Task details>
Search the records below for the word "room" and show every line where it occurs.

Dataset records>
■ ■ ■ ■

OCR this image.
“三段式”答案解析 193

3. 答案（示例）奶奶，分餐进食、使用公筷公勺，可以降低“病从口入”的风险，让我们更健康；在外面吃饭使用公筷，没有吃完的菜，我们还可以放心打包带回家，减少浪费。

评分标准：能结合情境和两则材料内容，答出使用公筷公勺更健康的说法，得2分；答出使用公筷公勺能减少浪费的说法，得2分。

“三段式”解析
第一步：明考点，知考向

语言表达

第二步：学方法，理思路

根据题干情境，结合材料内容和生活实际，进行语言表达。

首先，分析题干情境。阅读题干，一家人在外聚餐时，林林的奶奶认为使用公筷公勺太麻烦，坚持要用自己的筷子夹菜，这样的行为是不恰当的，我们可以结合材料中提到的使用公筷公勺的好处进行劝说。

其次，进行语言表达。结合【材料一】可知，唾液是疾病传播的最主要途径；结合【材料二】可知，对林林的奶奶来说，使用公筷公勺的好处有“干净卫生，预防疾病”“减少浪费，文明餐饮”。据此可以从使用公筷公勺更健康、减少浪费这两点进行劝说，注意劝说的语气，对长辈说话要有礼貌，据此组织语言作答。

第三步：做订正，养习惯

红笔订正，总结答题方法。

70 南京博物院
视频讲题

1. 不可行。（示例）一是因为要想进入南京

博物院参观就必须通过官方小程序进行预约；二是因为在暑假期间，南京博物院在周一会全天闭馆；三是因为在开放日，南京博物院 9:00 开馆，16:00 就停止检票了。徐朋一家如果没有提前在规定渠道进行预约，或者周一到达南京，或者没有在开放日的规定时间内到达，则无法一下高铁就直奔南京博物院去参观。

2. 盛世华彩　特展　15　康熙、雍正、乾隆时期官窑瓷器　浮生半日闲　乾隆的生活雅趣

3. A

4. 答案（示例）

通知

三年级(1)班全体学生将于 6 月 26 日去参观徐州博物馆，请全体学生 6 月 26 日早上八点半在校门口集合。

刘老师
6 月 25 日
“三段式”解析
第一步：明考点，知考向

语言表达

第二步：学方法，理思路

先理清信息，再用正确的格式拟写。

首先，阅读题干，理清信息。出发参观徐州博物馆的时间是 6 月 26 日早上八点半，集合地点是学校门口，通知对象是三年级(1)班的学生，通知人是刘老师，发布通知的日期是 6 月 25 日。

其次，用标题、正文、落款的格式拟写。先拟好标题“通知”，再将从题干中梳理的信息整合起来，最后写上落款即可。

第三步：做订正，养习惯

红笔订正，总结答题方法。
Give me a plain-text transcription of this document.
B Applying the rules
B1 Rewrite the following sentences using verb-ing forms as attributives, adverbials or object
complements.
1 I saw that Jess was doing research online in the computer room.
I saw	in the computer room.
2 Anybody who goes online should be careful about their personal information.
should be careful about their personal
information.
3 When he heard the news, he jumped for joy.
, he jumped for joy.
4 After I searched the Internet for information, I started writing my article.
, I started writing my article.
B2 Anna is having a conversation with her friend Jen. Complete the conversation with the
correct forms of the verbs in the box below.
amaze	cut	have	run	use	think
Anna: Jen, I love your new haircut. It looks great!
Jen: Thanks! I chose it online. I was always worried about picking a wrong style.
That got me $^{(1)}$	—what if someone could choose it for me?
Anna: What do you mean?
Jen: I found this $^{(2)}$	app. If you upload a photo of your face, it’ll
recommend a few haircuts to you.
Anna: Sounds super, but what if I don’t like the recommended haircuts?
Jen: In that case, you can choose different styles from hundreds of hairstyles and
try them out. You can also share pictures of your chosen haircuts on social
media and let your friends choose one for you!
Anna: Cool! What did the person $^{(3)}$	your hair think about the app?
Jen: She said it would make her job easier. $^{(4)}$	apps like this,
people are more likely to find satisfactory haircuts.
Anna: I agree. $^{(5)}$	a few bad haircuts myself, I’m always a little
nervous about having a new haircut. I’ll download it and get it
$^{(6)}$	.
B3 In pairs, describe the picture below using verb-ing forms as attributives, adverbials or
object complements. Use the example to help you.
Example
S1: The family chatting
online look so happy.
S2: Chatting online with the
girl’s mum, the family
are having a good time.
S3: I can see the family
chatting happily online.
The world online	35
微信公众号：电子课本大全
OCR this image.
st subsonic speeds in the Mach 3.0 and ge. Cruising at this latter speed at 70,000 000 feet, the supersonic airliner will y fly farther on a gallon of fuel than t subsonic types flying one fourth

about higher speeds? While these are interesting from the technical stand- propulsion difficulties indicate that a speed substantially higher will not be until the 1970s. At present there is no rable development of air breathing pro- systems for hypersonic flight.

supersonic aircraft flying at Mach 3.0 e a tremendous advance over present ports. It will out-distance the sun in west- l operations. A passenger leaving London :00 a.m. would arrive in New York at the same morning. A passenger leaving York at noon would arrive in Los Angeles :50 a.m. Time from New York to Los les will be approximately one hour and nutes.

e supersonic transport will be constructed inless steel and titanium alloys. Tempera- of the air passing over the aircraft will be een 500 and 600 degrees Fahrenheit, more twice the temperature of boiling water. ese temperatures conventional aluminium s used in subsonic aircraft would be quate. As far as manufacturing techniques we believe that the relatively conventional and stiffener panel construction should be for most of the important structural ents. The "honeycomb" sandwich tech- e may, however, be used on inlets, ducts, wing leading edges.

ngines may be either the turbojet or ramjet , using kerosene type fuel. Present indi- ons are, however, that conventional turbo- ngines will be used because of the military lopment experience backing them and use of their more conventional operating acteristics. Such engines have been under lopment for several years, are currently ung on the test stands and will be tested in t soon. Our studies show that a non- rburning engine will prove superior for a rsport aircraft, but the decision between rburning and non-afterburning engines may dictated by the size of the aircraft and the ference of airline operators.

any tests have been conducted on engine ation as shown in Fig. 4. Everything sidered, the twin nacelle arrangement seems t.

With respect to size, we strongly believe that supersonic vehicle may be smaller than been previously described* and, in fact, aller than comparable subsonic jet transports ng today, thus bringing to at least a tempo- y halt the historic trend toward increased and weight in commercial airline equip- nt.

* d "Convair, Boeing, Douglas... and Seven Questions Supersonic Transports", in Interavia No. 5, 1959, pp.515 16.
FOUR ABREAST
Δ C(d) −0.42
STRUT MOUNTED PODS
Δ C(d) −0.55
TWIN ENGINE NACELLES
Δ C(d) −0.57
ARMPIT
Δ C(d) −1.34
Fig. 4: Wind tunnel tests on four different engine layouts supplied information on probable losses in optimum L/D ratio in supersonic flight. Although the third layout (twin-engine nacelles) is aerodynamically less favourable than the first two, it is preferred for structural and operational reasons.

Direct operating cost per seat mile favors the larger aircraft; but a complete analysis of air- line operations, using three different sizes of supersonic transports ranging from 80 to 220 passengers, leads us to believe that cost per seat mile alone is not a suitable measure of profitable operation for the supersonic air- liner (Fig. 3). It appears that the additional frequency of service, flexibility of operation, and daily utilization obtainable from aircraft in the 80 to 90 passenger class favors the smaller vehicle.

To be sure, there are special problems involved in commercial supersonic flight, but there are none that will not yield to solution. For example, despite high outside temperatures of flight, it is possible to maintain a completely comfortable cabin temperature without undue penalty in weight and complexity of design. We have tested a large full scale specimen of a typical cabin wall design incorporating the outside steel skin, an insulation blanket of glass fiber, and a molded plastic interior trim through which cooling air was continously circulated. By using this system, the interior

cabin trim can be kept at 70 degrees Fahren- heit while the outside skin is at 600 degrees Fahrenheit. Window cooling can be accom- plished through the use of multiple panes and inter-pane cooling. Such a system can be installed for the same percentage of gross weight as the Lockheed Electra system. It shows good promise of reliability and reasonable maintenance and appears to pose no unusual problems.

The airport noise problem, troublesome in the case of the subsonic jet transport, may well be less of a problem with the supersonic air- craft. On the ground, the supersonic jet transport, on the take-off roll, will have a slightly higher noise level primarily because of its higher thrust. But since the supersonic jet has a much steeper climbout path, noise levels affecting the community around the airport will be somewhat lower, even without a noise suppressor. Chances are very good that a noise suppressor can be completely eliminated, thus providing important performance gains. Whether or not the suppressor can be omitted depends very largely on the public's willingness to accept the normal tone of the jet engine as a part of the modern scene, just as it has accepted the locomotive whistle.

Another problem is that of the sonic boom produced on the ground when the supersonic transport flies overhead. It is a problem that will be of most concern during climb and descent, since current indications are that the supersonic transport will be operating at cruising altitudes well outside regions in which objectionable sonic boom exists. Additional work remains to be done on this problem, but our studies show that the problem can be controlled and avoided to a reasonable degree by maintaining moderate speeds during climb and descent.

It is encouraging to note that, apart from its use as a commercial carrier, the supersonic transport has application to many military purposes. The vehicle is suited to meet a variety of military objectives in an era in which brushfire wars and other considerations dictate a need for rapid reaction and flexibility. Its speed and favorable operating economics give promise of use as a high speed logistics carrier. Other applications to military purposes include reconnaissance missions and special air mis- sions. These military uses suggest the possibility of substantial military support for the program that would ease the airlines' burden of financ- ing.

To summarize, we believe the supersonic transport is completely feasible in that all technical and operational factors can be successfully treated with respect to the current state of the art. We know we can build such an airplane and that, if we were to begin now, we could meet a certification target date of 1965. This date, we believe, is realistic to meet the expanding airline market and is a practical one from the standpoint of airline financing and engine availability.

■ ■ ■ ■

Completed task>
1 I saw that Jess was doing research online in the computer room.
I saw	in the computer room.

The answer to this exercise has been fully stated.